* START Listed entries *
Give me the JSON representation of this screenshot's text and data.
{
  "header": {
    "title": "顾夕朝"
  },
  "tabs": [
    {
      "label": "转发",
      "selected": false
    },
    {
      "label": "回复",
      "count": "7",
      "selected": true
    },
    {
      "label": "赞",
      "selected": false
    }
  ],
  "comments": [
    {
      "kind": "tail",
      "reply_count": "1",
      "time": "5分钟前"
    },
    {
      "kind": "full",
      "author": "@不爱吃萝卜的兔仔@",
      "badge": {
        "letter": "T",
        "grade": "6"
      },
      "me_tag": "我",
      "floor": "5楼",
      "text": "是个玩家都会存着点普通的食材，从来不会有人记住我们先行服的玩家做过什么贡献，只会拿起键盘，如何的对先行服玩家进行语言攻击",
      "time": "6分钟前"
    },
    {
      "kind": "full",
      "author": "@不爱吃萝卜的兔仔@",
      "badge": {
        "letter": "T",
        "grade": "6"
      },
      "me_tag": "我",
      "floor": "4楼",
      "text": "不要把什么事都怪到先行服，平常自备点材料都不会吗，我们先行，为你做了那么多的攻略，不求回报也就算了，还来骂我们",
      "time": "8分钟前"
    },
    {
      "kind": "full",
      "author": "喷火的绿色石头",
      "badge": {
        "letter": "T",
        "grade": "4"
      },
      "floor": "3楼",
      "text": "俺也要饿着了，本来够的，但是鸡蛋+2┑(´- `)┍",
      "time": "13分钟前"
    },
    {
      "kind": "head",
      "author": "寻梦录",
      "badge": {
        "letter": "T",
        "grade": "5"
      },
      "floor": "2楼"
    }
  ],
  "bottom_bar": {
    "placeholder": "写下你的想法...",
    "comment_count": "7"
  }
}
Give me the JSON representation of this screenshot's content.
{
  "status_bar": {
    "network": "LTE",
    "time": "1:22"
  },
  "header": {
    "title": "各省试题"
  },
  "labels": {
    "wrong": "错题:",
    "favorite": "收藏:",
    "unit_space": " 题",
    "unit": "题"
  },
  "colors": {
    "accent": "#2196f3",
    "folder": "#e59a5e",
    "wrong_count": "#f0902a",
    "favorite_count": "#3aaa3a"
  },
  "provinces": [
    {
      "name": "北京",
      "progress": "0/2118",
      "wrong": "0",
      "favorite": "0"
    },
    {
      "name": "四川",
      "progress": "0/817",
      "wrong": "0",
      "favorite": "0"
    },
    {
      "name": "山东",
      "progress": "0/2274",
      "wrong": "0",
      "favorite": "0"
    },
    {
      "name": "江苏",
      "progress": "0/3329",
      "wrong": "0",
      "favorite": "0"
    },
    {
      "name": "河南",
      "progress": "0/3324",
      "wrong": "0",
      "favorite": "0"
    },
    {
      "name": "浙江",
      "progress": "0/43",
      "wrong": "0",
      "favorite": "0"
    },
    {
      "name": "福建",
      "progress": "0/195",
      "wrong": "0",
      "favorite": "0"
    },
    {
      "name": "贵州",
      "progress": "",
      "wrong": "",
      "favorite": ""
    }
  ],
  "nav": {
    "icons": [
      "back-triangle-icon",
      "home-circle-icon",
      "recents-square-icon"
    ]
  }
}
* END Listed entries *
- What you should do
Go through the listing and copy all of it exactly.

- Problem solution
Give me the JSON representation of this screenshot's text and data.
{
  "header": {
    "title": "顾夕朝"
  },
  "tabs": [
    {
      "label": "转发",
      "selected": false
    },
    {
      "label": "回复",
      "count": "7",
      "selected": true
    },
    {
      "label": "赞",
      "selected": false
    }
  ],
  "comments": [
    {
      "kind": "tail",
      "reply_count": "1",
      "time": "5分钟前"
    },
    {
      "kind": "full",
      "author": "@不爱吃萝卜的兔仔@",
      "badge": {
        "letter": "T",
        "grade": "6"
      },
      "me_tag": "我",
      "floor": "5楼",
      "text": "是个玩家都会存着点普通的食材，从来不会有人记住我们先行服的玩家做过什么贡献，只会拿起键盘，如何的对先行服玩家进行语言攻击",
      "time": "6分钟前"
    },
    {
      "kind": "full",
      "author": "@不爱吃萝卜的兔仔@",
      "badge": {
        "letter": "T",
        "grade": "6"
      },
      "me_tag": "我",
      "floor": "4楼",
      "text": "不要把什么事都怪到先行服，平常自备点材料都不会吗，我们先行，为你做了那么多的攻略，不求回报也就算了，还来骂我们",
      "time": "8分钟前"
    },
    {
      "kind": "full",
      "author": "喷火的绿色石头",
      "badge": {
        "letter": "T",
        "grade": "4"
      },
      "floor": "3楼",
      "text": "俺也要饿着了，本来够的，但是鸡蛋+2┑(´- `)┍",
      "time": "13分钟前"
    },
    {
      "kind": "head",
      "author": "寻梦录",
      "badge": {
        "letter": "T",
        "grade": "5"
      },
      "floor": "2楼"
    }
  ],
  "bottom_bar": {
    "placeholder": "写下你的想法...",
    "comment_count": "7"
  }
}
Give me the JSON representation of this screenshot's content.
{
  "status_bar": {
    "network": "LTE",
    "time": "1:22"
  },
  "header": {
    "title": "各省试题"
  },
  "labels": {
    "wrong": "错题:",
    "favorite": "收藏:",
    "unit_space": " 题",
    "unit": "题"
  },
  "colors": {
    "accent": "#2196f3",
    "folder": "#e59a5e",
    "wrong_count": "#f0902a",
    "favorite_count": "#3aaa3a"
  },
  "provinces": [
    {
      "name": "北京",
      "progress": "0/2118",
      "wrong": "0",
      "favorite": "0"
    },
    {
      "name": "四川",
      "progress": "0/817",
      "wrong": "0",
      "favorite": "0"
    },
    {
      "name": "山东",
      "progress": "0/2274",
      "wrong": "0",
      "favorite": "0"
    },
    {
      "name": "江苏",
      "progress": "0/3329",
      "wrong": "0",
      "favorite": "0"
    },
    {
      "name": "河南",
      "progress": "0/3324",
      "wrong": "0",
      "favorite": "0"
    },
    {
      "name": "浙江",
      "progress": "0/43",
      "wrong": "0",
      "favorite": "0"
    },
    {
      "name": "福建",
      "progress": "0/195",
      "wrong": "0",
      "favorite": "0"
    },
    {
      "name": "贵州",
      "progress": "",
      "wrong": "",
      "favorite": ""
    }
  ],
  "nav": {
    "icons": [
      "back-triangle-icon",
      "home-circle-icon",
      "recents-square-icon"
    ]
  }
}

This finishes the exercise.